(Saved data entries)

## Start

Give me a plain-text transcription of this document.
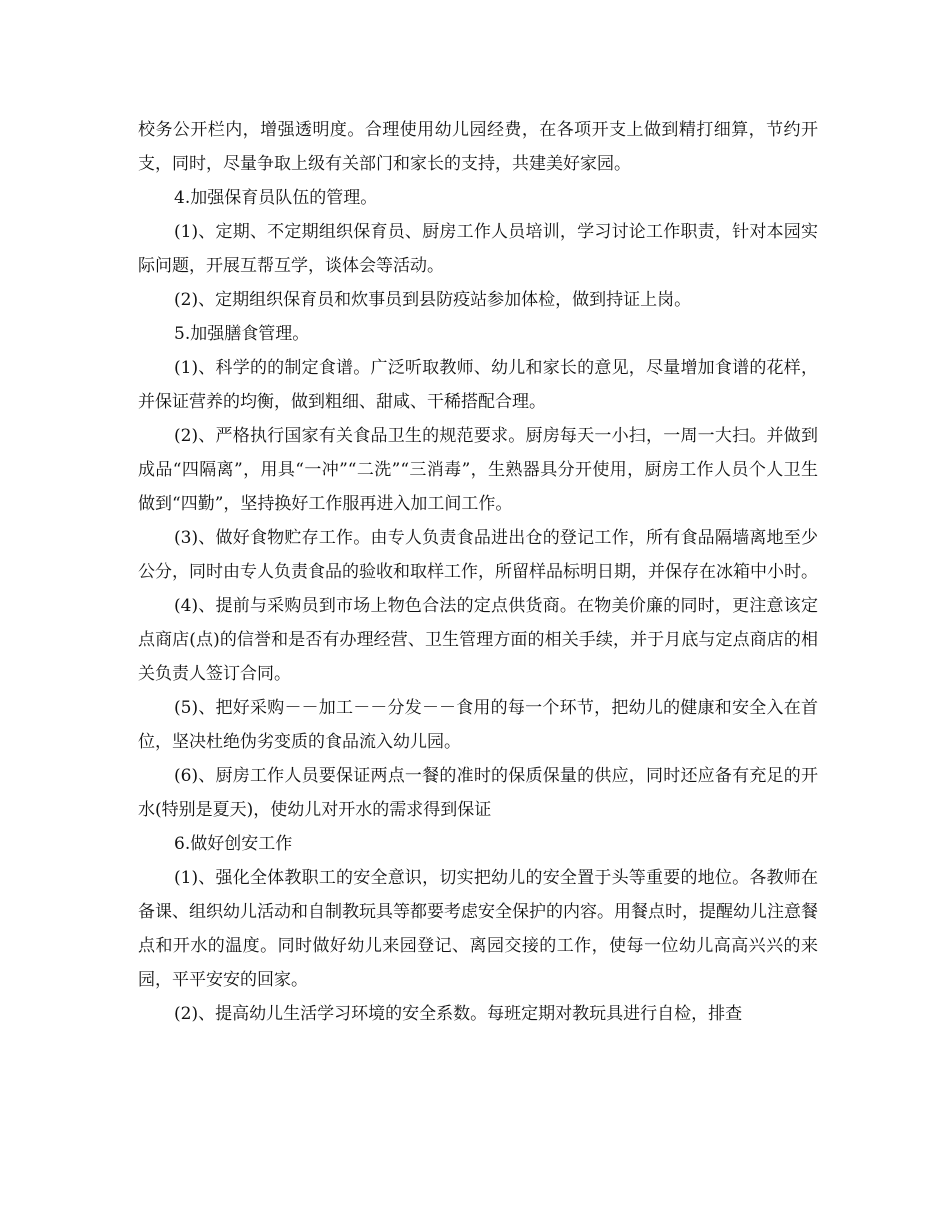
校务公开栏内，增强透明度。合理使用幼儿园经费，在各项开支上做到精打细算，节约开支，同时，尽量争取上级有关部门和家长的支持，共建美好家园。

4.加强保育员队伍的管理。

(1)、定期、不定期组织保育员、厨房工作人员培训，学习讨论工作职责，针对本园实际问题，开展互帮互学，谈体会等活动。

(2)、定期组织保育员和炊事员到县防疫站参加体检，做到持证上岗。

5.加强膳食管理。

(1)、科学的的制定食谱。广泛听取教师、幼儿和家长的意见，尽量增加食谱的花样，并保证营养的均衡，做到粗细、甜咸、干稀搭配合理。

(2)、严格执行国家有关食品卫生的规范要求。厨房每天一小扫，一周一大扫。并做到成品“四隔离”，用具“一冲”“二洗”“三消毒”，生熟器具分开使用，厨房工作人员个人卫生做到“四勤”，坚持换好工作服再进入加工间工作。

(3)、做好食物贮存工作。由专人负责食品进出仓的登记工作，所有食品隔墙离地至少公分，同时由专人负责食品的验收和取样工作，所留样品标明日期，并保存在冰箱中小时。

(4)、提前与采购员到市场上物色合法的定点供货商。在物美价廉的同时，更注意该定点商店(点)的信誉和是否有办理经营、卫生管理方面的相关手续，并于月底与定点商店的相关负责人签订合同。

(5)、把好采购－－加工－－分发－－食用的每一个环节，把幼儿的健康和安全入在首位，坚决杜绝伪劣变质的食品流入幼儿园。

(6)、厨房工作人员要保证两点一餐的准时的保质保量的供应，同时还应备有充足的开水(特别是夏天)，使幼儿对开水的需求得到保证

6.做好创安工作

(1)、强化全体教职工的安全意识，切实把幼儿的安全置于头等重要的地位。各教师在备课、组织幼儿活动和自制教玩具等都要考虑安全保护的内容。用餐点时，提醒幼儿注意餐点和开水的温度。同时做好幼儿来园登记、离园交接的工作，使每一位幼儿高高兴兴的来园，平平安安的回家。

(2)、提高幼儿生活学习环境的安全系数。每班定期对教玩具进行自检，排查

## End

PROMPT
The records above should be reproduced exactly, with no pictures included.

TASK ANSWER
Give me a plain-text transcription of this document.
校务公开栏内，增强透明度。合理使用幼儿园经费，在各项开支上做到精打细算，节约开支，同时，尽量争取上级有关部门和家长的支持，共建美好家园。

4.加强保育员队伍的管理。

(1)、定期、不定期组织保育员、厨房工作人员培训，学习讨论工作职责，针对本园实际问题，开展互帮互学，谈体会等活动。

(2)、定期组织保育员和炊事员到县防疫站参加体检，做到持证上岗。

5.加强膳食管理。

(1)、科学的的制定食谱。广泛听取教师、幼儿和家长的意见，尽量增加食谱的花样，并保证营养的均衡，做到粗细、甜咸、干稀搭配合理。

(2)、严格执行国家有关食品卫生的规范要求。厨房每天一小扫，一周一大扫。并做到成品“四隔离”，用具“一冲”“二洗”“三消毒”，生熟器具分开使用，厨房工作人员个人卫生做到“四勤”，坚持换好工作服再进入加工间工作。

(3)、做好食物贮存工作。由专人负责食品进出仓的登记工作，所有食品隔墙离地至少公分，同时由专人负责食品的验收和取样工作，所留样品标明日期，并保存在冰箱中小时。

(4)、提前与采购员到市场上物色合法的定点供货商。在物美价廉的同时，更注意该定点商店(点)的信誉和是否有办理经营、卫生管理方面的相关手续，并于月底与定点商店的相关负责人签订合同。

(5)、把好采购－－加工－－分发－－食用的每一个环节，把幼儿的健康和安全入在首位，坚决杜绝伪劣变质的食品流入幼儿园。

(6)、厨房工作人员要保证两点一餐的准时的保质保量的供应，同时还应备有充足的开水(特别是夏天)，使幼儿对开水的需求得到保证

6.做好创安工作

(1)、强化全体教职工的安全意识，切实把幼儿的安全置于头等重要的地位。各教师在备课、组织幼儿活动和自制教玩具等都要考虑安全保护的内容。用餐点时，提醒幼儿注意餐点和开水的温度。同时做好幼儿来园登记、离园交接的工作，使每一位幼儿高高兴兴的来园，平平安安的回家。

(2)、提高幼儿生活学习环境的安全系数。每班定期对教玩具进行自检，排查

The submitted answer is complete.